▼

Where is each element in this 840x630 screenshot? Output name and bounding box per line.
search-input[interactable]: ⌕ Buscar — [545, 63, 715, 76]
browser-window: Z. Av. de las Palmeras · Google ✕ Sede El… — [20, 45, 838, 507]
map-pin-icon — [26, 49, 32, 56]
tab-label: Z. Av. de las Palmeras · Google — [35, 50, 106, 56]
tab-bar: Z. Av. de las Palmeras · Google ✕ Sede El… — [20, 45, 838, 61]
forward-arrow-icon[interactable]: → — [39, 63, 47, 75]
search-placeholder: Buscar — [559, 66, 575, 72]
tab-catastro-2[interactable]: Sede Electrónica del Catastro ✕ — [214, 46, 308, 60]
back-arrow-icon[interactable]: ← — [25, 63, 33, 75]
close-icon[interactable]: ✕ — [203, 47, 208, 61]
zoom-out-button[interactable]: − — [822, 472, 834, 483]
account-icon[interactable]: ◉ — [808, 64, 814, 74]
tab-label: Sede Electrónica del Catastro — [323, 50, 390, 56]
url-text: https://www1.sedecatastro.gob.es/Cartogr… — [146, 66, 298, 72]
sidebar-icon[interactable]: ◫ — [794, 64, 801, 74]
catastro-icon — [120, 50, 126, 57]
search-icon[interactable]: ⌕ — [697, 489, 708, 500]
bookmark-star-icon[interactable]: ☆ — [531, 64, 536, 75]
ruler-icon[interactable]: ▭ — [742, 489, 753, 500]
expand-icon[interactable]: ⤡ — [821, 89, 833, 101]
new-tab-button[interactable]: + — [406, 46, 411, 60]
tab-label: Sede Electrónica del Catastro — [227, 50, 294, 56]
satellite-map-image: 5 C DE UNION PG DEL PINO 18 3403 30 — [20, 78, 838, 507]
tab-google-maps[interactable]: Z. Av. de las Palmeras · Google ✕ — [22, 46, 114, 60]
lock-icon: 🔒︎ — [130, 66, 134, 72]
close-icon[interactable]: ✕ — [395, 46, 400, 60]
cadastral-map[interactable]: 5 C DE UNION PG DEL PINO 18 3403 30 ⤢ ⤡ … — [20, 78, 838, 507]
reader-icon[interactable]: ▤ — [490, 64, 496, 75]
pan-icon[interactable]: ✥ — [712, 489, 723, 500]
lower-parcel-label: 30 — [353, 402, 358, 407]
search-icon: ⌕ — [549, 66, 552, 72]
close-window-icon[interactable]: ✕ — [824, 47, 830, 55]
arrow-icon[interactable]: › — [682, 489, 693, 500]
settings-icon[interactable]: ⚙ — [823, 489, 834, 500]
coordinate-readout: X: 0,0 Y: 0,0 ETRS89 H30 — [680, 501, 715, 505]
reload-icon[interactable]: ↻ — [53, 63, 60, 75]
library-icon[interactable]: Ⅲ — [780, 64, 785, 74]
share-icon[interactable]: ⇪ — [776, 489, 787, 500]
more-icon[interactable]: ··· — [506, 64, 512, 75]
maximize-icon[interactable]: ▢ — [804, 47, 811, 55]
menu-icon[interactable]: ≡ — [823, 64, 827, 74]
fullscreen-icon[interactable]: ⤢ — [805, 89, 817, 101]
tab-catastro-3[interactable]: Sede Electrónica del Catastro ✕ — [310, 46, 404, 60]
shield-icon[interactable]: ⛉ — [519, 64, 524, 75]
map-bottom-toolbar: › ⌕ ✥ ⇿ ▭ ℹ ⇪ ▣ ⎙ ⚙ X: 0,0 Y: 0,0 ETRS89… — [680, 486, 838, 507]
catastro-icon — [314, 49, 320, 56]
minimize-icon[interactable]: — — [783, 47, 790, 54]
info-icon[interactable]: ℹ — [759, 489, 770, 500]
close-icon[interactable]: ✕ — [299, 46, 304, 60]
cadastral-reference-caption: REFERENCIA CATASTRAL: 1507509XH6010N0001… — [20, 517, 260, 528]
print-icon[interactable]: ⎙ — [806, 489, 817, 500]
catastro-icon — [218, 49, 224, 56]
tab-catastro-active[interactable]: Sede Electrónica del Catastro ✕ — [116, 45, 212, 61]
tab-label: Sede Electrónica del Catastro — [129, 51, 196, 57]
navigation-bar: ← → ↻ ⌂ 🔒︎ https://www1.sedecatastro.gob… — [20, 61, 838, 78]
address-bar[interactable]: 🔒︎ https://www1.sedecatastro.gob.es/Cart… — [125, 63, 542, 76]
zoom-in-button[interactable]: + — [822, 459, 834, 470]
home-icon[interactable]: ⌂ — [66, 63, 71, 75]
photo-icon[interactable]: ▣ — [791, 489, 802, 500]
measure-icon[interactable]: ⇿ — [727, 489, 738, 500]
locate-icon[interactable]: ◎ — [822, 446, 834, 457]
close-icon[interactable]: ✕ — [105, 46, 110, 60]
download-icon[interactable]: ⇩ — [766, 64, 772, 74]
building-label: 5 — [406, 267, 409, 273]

▲

**TASK STATEMENT:** Can you return every line of the data above, character for character, with nothing added or changed?

**FULL SOLUTION:**
Where is each element in this 840x630 screenshot? Output name and bounding box per line.
search-input[interactable]: ⌕ Buscar — [545, 63, 715, 76]
browser-window: Z. Av. de las Palmeras · Google ✕ Sede El… — [20, 45, 838, 507]
map-pin-icon — [26, 49, 32, 56]
tab-label: Z. Av. de las Palmeras · Google — [35, 50, 106, 56]
tab-bar: Z. Av. de las Palmeras · Google ✕ Sede El… — [20, 45, 838, 61]
forward-arrow-icon[interactable]: → — [39, 63, 47, 75]
search-placeholder: Buscar — [559, 66, 575, 72]
tab-catastro-2[interactable]: Sede Electrónica del Catastro ✕ — [214, 46, 308, 60]
back-arrow-icon[interactable]: ← — [25, 63, 33, 75]
close-icon[interactable]: ✕ — [203, 47, 208, 61]
zoom-out-button[interactable]: − — [822, 472, 834, 483]
account-icon[interactable]: ◉ — [808, 64, 814, 74]
tab-label: Sede Electrónica del Catastro — [323, 50, 390, 56]
url-text: https://www1.sedecatastro.gob.es/Cartogr… — [146, 66, 298, 72]
sidebar-icon[interactable]: ◫ — [794, 64, 801, 74]
catastro-icon — [120, 50, 126, 57]
search-icon[interactable]: ⌕ — [697, 489, 708, 500]
bookmark-star-icon[interactable]: ☆ — [531, 64, 536, 75]
ruler-icon[interactable]: ▭ — [742, 489, 753, 500]
expand-icon[interactable]: ⤡ — [821, 89, 833, 101]
new-tab-button[interactable]: + — [406, 46, 411, 60]
tab-label: Sede Electrónica del Catastro — [227, 50, 294, 56]
satellite-map-image: 5 C DE UNION PG DEL PINO 18 3403 30 — [20, 78, 838, 507]
tab-google-maps[interactable]: Z. Av. de las Palmeras · Google ✕ — [22, 46, 114, 60]
lock-icon: 🔒︎ — [130, 66, 134, 72]
close-icon[interactable]: ✕ — [395, 46, 400, 60]
cadastral-map[interactable]: 5 C DE UNION PG DEL PINO 18 3403 30 ⤢ ⤡ … — [20, 78, 838, 507]
reader-icon[interactable]: ▤ — [490, 64, 496, 75]
pan-icon[interactable]: ✥ — [712, 489, 723, 500]
lower-parcel-label: 30 — [353, 402, 358, 407]
search-icon: ⌕ — [549, 66, 552, 72]
close-window-icon[interactable]: ✕ — [824, 47, 830, 55]
arrow-icon[interactable]: › — [682, 489, 693, 500]
settings-icon[interactable]: ⚙ — [823, 489, 834, 500]
coordinate-readout: X: 0,0 Y: 0,0 ETRS89 H30 — [680, 501, 715, 505]
reload-icon[interactable]: ↻ — [53, 63, 60, 75]
library-icon[interactable]: Ⅲ — [780, 64, 785, 74]
share-icon[interactable]: ⇪ — [776, 489, 787, 500]
more-icon[interactable]: ··· — [506, 64, 512, 75]
maximize-icon[interactable]: ▢ — [804, 47, 811, 55]
menu-icon[interactable]: ≡ — [823, 64, 827, 74]
fullscreen-icon[interactable]: ⤢ — [805, 89, 817, 101]
tab-catastro-3[interactable]: Sede Electrónica del Catastro ✕ — [310, 46, 404, 60]
shield-icon[interactable]: ⛉ — [519, 64, 524, 75]
map-bottom-toolbar: › ⌕ ✥ ⇿ ▭ ℹ ⇪ ▣ ⎙ ⚙ X: 0,0 Y: 0,0 ETRS89… — [680, 486, 838, 507]
catastro-icon — [314, 49, 320, 56]
minimize-icon[interactable]: — — [783, 47, 790, 54]
info-icon[interactable]: ℹ — [759, 489, 770, 500]
close-icon[interactable]: ✕ — [299, 46, 304, 60]
cadastral-reference-caption: REFERENCIA CATASTRAL: 1507509XH6010N0001… — [20, 517, 260, 528]
print-icon[interactable]: ⎙ — [806, 489, 817, 500]
catastro-icon — [218, 49, 224, 56]
tab-catastro-active[interactable]: Sede Electrónica del Catastro ✕ — [116, 45, 212, 61]
tab-label: Sede Electrónica del Catastro — [129, 51, 196, 57]
navigation-bar: ← → ↻ ⌂ 🔒︎ https://www1.sedecatastro.gob… — [20, 61, 838, 78]
address-bar[interactable]: 🔒︎ https://www1.sedecatastro.gob.es/Cart… — [125, 63, 542, 76]
zoom-in-button[interactable]: + — [822, 459, 834, 470]
home-icon[interactable]: ⌂ — [66, 63, 71, 75]
photo-icon[interactable]: ▣ — [791, 489, 802, 500]
measure-icon[interactable]: ⇿ — [727, 489, 738, 500]
locate-icon[interactable]: ◎ — [822, 446, 834, 457]
close-icon[interactable]: ✕ — [105, 46, 110, 60]
download-icon[interactable]: ⇩ — [766, 64, 772, 74]
building-label: 5 — [406, 267, 409, 273]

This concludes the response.